• _Written instruction_: Drop all images and give the records again exactly.

• _Entries_:
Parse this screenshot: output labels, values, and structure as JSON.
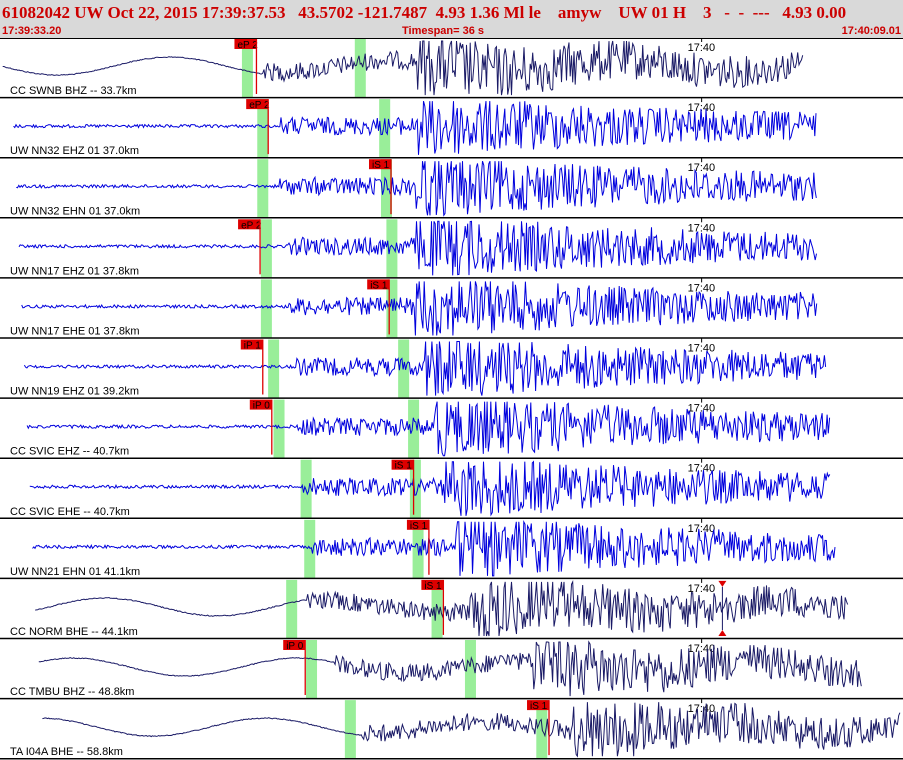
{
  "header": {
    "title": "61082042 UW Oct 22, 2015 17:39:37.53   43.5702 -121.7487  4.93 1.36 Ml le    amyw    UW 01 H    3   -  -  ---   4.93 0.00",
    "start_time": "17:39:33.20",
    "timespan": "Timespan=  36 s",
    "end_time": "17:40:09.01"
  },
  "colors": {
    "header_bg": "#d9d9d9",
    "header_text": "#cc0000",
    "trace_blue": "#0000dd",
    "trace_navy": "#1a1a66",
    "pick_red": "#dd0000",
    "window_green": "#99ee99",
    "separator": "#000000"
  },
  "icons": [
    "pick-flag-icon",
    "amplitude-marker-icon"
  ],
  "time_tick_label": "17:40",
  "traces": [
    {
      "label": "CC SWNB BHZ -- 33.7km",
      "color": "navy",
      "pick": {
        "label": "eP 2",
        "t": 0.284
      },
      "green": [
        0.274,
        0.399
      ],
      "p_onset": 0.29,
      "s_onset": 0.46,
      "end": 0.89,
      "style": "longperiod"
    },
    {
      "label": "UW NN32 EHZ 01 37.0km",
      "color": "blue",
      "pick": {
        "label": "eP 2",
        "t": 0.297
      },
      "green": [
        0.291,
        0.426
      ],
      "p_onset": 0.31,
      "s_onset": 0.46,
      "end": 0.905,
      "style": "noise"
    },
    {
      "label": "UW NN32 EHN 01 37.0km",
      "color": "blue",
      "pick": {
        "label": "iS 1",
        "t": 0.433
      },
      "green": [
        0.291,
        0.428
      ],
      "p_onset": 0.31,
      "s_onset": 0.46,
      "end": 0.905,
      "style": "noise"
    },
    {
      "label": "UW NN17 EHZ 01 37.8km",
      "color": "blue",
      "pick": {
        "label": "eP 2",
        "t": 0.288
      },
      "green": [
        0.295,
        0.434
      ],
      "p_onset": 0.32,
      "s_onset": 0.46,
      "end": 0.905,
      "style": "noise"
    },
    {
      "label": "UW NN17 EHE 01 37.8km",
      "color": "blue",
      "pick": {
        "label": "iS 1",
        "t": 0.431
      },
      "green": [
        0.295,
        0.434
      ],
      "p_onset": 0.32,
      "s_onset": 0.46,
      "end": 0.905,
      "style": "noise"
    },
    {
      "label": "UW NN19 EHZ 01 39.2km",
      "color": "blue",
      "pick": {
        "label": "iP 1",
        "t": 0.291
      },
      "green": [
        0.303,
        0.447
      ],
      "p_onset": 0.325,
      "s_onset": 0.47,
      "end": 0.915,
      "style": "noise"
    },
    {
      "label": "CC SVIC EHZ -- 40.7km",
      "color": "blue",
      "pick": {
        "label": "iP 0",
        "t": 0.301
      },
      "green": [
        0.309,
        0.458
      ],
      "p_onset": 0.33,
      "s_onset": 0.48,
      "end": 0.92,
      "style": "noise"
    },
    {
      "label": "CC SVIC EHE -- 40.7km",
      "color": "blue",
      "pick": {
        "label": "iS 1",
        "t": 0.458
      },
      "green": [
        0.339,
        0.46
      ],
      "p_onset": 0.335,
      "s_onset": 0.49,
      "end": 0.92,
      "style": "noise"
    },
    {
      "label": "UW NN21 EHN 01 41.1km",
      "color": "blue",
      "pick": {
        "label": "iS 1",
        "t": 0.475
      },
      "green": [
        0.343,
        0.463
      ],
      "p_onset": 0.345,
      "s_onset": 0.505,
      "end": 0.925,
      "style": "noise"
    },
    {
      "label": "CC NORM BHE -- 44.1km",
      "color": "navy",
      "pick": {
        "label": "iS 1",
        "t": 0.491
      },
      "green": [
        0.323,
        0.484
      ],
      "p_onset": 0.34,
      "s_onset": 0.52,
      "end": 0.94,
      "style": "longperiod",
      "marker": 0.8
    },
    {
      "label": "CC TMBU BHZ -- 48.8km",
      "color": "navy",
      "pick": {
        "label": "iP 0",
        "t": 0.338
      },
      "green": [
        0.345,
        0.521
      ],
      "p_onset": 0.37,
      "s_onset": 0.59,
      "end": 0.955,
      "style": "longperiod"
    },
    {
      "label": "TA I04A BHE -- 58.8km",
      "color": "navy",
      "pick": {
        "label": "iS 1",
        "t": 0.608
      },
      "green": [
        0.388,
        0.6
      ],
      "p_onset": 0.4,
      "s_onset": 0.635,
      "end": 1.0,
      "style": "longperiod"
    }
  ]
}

• _Exercise solution_:
Parse this screenshot: output labels, values, and structure as JSON.
{
  "header": {
    "title": "61082042 UW Oct 22, 2015 17:39:37.53   43.5702 -121.7487  4.93 1.36 Ml le    amyw    UW 01 H    3   -  -  ---   4.93 0.00",
    "start_time": "17:39:33.20",
    "timespan": "Timespan=  36 s",
    "end_time": "17:40:09.01"
  },
  "colors": {
    "header_bg": "#d9d9d9",
    "header_text": "#cc0000",
    "trace_blue": "#0000dd",
    "trace_navy": "#1a1a66",
    "pick_red": "#dd0000",
    "window_green": "#99ee99",
    "separator": "#000000"
  },
  "icons": [
    "pick-flag-icon",
    "amplitude-marker-icon"
  ],
  "time_tick_label": "17:40",
  "traces": [
    {
      "label": "CC SWNB BHZ -- 33.7km",
      "color": "navy",
      "pick": {
        "label": "eP 2",
        "t": 0.284
      },
      "green": [
        0.274,
        0.399
      ],
      "p_onset": 0.29,
      "s_onset": 0.46,
      "end": 0.89,
      "style": "longperiod"
    },
    {
      "label": "UW NN32 EHZ 01 37.0km",
      "color": "blue",
      "pick": {
        "label": "eP 2",
        "t": 0.297
      },
      "green": [
        0.291,
        0.426
      ],
      "p_onset": 0.31,
      "s_onset": 0.46,
      "end": 0.905,
      "style": "noise"
    },
    {
      "label": "UW NN32 EHN 01 37.0km",
      "color": "blue",
      "pick": {
        "label": "iS 1",
        "t": 0.433
      },
      "green": [
        0.291,
        0.428
      ],
      "p_onset": 0.31,
      "s_onset": 0.46,
      "end": 0.905,
      "style": "noise"
    },
    {
      "label": "UW NN17 EHZ 01 37.8km",
      "color": "blue",
      "pick": {
        "label": "eP 2",
        "t": 0.288
      },
      "green": [
        0.295,
        0.434
      ],
      "p_onset": 0.32,
      "s_onset": 0.46,
      "end": 0.905,
      "style": "noise"
    },
    {
      "label": "UW NN17 EHE 01 37.8km",
      "color": "blue",
      "pick": {
        "label": "iS 1",
        "t": 0.431
      },
      "green": [
        0.295,
        0.434
      ],
      "p_onset": 0.32,
      "s_onset": 0.46,
      "end": 0.905,
      "style": "noise"
    },
    {
      "label": "UW NN19 EHZ 01 39.2km",
      "color": "blue",
      "pick": {
        "label": "iP 1",
        "t": 0.291
      },
      "green": [
        0.303,
        0.447
      ],
      "p_onset": 0.325,
      "s_onset": 0.47,
      "end": 0.915,
      "style": "noise"
    },
    {
      "label": "CC SVIC EHZ -- 40.7km",
      "color": "blue",
      "pick": {
        "label": "iP 0",
        "t": 0.301
      },
      "green": [
        0.309,
        0.458
      ],
      "p_onset": 0.33,
      "s_onset": 0.48,
      "end": 0.92,
      "style": "noise"
    },
    {
      "label": "CC SVIC EHE -- 40.7km",
      "color": "blue",
      "pick": {
        "label": "iS 1",
        "t": 0.458
      },
      "green": [
        0.339,
        0.46
      ],
      "p_onset": 0.335,
      "s_onset": 0.49,
      "end": 0.92,
      "style": "noise"
    },
    {
      "label": "UW NN21 EHN 01 41.1km",
      "color": "blue",
      "pick": {
        "label": "iS 1",
        "t": 0.475
      },
      "green": [
        0.343,
        0.463
      ],
      "p_onset": 0.345,
      "s_onset": 0.505,
      "end": 0.925,
      "style": "noise"
    },
    {
      "label": "CC NORM BHE -- 44.1km",
      "color": "navy",
      "pick": {
        "label": "iS 1",
        "t": 0.491
      },
      "green": [
        0.323,
        0.484
      ],
      "p_onset": 0.34,
      "s_onset": 0.52,
      "end": 0.94,
      "style": "longperiod",
      "marker": 0.8
    },
    {
      "label": "CC TMBU BHZ -- 48.8km",
      "color": "navy",
      "pick": {
        "label": "iP 0",
        "t": 0.338
      },
      "green": [
        0.345,
        0.521
      ],
      "p_onset": 0.37,
      "s_onset": 0.59,
      "end": 0.955,
      "style": "longperiod"
    },
    {
      "label": "TA I04A BHE -- 58.8km",
      "color": "navy",
      "pick": {
        "label": "iS 1",
        "t": 0.608
      },
      "green": [
        0.388,
        0.6
      ],
      "p_onset": 0.4,
      "s_onset": 0.635,
      "end": 1.0,
      "style": "longperiod"
    }
  ]
}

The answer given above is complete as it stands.